___ The data ___

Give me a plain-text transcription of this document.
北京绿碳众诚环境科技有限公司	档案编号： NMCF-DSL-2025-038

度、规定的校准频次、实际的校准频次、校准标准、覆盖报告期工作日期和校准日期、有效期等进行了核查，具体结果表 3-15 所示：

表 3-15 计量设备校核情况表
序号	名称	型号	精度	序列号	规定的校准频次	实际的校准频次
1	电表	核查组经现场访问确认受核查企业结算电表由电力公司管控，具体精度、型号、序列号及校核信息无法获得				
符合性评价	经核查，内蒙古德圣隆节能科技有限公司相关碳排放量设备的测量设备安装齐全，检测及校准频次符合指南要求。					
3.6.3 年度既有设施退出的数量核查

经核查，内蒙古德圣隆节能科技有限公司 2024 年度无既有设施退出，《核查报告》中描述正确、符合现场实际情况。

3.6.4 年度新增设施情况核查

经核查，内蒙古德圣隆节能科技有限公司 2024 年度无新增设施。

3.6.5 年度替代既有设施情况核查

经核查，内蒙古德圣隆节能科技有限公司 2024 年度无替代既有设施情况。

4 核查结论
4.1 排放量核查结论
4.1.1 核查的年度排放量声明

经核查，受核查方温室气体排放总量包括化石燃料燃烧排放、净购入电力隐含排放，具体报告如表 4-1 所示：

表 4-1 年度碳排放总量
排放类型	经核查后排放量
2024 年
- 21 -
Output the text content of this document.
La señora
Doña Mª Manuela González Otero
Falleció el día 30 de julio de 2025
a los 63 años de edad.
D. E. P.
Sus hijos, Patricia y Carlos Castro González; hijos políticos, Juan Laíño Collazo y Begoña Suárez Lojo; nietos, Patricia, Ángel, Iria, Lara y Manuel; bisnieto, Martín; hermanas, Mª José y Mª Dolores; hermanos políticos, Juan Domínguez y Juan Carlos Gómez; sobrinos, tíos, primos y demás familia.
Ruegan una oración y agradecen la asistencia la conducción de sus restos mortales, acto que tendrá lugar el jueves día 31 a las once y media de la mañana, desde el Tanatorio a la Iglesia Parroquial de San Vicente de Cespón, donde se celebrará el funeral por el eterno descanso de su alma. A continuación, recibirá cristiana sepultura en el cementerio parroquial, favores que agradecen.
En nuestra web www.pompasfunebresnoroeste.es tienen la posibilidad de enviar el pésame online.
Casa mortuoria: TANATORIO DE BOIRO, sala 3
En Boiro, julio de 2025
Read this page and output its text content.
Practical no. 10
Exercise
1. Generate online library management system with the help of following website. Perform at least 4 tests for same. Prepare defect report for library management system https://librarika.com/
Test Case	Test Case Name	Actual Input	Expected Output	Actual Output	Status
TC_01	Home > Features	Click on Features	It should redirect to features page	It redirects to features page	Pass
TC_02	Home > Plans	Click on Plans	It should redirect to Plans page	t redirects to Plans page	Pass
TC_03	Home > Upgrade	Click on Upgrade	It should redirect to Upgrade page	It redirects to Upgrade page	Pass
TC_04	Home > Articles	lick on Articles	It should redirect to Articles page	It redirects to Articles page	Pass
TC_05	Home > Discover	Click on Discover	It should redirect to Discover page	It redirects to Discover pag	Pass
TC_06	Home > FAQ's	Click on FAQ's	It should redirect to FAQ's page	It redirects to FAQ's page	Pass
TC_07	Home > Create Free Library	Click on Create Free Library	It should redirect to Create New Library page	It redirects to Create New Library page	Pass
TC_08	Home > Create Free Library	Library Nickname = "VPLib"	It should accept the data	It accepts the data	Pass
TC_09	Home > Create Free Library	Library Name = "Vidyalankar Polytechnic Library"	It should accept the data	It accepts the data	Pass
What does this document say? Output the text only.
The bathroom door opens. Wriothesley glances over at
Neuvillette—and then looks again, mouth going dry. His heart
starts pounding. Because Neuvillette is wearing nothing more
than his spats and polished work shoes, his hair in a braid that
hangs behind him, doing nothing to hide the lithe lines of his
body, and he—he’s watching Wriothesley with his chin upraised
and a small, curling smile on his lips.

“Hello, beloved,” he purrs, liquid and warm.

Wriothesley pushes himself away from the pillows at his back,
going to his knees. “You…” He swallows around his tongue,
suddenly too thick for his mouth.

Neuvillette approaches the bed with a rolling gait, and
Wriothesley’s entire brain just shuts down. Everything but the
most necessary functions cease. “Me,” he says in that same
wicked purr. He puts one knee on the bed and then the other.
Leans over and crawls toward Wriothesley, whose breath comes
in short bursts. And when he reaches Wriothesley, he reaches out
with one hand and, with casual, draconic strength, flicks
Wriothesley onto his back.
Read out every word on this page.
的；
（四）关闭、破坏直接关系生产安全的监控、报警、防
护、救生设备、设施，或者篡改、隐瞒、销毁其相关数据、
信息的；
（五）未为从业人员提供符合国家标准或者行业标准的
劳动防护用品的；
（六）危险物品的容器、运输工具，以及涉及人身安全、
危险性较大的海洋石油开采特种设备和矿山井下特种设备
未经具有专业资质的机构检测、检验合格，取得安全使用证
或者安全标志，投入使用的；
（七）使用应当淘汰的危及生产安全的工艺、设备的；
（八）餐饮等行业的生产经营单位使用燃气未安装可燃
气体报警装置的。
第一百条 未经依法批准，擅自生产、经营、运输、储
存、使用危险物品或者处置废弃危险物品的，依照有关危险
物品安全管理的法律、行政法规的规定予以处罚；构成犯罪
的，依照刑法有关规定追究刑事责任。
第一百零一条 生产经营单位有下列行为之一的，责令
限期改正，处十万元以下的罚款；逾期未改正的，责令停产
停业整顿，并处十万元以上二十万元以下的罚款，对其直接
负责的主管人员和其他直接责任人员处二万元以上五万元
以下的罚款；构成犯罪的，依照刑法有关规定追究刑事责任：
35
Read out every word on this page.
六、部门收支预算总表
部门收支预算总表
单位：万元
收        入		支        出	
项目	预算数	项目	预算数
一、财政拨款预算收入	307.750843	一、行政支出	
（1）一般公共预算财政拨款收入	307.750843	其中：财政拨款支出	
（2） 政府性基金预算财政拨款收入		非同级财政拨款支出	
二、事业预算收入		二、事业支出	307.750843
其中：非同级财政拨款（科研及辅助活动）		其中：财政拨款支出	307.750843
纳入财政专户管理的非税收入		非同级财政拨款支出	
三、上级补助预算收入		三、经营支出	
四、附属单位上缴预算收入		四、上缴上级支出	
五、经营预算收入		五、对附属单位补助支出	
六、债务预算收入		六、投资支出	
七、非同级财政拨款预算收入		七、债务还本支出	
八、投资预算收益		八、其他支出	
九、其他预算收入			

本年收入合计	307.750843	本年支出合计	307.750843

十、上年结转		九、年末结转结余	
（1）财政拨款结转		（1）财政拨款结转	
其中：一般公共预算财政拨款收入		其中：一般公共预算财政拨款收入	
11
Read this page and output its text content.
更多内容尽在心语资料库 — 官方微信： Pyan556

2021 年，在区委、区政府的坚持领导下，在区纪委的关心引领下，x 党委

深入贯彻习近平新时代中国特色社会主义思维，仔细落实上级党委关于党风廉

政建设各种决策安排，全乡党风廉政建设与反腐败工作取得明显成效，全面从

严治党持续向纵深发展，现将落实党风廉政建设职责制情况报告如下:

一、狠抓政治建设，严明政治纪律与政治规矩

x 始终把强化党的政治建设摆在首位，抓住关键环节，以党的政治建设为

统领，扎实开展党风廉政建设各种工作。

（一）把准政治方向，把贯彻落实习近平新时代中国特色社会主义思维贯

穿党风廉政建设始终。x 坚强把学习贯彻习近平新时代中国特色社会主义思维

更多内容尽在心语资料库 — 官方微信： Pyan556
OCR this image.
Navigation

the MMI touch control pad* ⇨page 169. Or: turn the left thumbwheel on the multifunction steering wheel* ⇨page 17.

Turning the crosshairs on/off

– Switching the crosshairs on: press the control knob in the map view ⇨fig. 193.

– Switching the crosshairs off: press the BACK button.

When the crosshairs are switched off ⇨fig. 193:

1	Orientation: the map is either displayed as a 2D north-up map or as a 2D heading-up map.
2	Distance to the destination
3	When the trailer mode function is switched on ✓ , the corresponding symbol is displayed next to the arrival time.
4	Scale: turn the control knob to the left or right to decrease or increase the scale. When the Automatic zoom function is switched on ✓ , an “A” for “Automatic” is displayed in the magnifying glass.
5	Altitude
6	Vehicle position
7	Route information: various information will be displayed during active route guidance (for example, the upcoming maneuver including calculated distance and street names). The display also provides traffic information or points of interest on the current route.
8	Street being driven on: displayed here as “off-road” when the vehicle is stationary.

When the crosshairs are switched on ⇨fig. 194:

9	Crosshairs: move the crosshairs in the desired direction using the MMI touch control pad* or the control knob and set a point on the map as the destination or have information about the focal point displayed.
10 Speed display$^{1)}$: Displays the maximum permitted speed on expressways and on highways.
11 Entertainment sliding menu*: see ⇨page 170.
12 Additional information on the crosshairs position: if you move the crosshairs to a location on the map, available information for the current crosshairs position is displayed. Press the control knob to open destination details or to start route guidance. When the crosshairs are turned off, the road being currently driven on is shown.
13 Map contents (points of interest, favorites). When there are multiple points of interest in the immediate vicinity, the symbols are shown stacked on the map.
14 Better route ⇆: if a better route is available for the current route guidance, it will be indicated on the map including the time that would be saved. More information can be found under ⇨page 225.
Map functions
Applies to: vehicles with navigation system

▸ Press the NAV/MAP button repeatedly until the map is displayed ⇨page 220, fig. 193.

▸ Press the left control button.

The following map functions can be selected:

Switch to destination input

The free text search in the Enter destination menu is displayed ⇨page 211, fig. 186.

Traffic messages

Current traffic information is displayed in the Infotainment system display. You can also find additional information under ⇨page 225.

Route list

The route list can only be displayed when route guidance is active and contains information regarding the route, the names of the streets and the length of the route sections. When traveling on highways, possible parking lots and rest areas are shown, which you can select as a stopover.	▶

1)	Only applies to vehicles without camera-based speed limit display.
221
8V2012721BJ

___

Pull every line containing the word "that" out of the entries above.

than his spats and polished work shoes, his hair in a braid that
most necessary functions cease. “Me,” he says in that same
14 Better route ⇆: if a better route is available for the current route guidance, it will be indicated on the map including the time that would be saved. More information can be found under ⇨page 225.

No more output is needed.